Write out each line in which the string "chevron" is present.
..........
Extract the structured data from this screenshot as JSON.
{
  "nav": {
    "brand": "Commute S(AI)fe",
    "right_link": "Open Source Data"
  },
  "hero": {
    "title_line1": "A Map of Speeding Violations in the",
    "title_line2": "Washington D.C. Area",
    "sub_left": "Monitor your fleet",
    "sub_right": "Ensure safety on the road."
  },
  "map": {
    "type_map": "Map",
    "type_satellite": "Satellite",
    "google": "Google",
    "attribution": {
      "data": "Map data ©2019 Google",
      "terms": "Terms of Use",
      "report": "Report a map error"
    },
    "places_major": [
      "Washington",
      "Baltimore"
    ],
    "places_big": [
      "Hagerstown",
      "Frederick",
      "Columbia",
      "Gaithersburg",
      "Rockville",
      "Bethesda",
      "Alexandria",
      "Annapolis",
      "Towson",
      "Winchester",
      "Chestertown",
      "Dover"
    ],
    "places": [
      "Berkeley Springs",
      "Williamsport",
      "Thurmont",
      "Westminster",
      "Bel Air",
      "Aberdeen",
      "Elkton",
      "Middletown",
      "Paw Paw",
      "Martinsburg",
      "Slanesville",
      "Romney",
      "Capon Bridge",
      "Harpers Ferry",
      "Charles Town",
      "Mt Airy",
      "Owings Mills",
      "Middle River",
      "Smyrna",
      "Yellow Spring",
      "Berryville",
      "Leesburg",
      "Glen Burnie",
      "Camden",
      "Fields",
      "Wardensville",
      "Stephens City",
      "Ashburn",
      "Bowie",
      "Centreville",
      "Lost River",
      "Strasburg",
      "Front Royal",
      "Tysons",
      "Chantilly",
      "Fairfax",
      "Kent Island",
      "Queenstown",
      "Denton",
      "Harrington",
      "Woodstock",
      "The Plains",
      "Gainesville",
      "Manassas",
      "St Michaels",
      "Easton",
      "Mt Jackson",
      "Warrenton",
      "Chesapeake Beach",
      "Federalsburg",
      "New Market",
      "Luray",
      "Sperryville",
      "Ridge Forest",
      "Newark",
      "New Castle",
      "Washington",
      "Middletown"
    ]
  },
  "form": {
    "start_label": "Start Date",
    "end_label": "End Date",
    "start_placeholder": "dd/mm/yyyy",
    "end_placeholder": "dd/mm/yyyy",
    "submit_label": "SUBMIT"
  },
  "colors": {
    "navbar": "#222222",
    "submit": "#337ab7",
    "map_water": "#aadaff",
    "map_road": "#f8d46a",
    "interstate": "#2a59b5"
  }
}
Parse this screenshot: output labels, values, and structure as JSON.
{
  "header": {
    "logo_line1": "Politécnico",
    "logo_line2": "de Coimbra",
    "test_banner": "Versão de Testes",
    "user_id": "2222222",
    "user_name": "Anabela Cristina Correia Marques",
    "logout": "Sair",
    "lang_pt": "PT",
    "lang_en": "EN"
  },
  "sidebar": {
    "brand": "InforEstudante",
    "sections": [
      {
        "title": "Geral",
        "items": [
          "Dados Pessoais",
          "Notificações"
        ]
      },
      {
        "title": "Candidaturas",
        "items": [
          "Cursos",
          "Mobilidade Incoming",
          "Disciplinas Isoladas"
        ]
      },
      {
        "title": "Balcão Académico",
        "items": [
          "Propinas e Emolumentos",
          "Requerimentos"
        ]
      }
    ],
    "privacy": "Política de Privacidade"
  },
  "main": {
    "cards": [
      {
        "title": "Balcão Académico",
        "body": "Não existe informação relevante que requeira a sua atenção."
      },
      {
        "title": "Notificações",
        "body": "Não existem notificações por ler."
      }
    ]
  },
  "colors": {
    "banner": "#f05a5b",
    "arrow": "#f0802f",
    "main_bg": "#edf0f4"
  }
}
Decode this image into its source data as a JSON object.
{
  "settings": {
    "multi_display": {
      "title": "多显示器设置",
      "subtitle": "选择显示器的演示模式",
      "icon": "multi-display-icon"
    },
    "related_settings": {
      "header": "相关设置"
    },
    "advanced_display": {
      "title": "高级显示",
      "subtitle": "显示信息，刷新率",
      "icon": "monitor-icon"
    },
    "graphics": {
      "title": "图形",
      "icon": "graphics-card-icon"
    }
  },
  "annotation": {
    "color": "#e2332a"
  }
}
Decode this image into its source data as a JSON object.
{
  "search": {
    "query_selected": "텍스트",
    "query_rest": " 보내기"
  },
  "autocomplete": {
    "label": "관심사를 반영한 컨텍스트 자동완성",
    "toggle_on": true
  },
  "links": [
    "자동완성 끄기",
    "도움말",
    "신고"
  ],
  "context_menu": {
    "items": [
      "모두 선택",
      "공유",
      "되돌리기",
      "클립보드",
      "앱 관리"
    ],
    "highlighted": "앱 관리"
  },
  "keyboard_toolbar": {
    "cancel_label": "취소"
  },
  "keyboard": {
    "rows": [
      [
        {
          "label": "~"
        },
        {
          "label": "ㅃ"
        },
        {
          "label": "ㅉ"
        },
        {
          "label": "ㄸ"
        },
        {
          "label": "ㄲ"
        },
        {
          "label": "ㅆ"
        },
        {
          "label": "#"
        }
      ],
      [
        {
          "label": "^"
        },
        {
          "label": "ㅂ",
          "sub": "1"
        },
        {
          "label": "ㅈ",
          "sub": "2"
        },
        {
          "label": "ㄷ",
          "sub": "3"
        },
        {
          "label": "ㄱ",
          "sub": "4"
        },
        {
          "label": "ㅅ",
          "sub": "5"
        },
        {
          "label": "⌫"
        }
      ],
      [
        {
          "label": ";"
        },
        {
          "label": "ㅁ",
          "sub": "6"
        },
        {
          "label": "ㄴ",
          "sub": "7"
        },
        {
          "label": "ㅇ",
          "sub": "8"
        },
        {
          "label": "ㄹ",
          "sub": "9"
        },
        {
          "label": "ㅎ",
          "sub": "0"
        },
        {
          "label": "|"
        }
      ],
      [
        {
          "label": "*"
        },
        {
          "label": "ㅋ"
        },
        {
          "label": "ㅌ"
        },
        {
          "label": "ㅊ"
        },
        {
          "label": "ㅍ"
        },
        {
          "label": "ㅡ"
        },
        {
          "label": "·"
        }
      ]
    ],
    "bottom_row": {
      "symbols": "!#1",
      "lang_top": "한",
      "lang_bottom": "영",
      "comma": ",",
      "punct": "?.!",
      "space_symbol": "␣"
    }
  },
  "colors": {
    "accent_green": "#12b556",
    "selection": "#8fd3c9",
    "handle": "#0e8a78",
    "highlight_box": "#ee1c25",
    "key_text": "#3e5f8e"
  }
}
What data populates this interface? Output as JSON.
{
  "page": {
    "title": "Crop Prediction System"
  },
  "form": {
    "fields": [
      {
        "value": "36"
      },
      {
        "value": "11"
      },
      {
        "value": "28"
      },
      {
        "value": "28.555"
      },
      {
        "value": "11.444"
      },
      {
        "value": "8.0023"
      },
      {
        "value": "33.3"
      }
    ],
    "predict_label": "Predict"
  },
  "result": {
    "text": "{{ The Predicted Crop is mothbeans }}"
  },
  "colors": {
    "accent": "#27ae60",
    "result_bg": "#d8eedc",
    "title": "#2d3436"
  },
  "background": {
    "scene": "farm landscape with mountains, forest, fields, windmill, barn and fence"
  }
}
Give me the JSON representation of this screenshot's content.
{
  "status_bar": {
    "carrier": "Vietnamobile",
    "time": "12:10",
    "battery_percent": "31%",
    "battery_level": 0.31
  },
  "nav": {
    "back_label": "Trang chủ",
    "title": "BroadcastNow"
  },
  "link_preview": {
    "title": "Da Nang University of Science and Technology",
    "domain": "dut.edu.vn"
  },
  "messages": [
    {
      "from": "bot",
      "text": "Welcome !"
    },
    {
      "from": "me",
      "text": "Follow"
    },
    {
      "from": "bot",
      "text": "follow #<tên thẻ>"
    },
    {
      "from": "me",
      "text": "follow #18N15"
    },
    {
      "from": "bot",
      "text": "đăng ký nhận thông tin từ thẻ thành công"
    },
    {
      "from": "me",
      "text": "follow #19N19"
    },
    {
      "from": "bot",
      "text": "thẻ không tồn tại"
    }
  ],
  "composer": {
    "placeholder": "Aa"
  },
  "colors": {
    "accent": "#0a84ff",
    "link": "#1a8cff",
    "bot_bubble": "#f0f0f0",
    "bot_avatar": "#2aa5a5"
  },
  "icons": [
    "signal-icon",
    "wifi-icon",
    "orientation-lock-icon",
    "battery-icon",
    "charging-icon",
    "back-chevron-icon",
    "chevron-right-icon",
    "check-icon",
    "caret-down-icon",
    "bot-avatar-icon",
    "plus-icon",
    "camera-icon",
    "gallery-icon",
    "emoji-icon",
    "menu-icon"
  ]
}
..........
**Written response**.
    "back-chevron-icon",
    "chevron-right-icon",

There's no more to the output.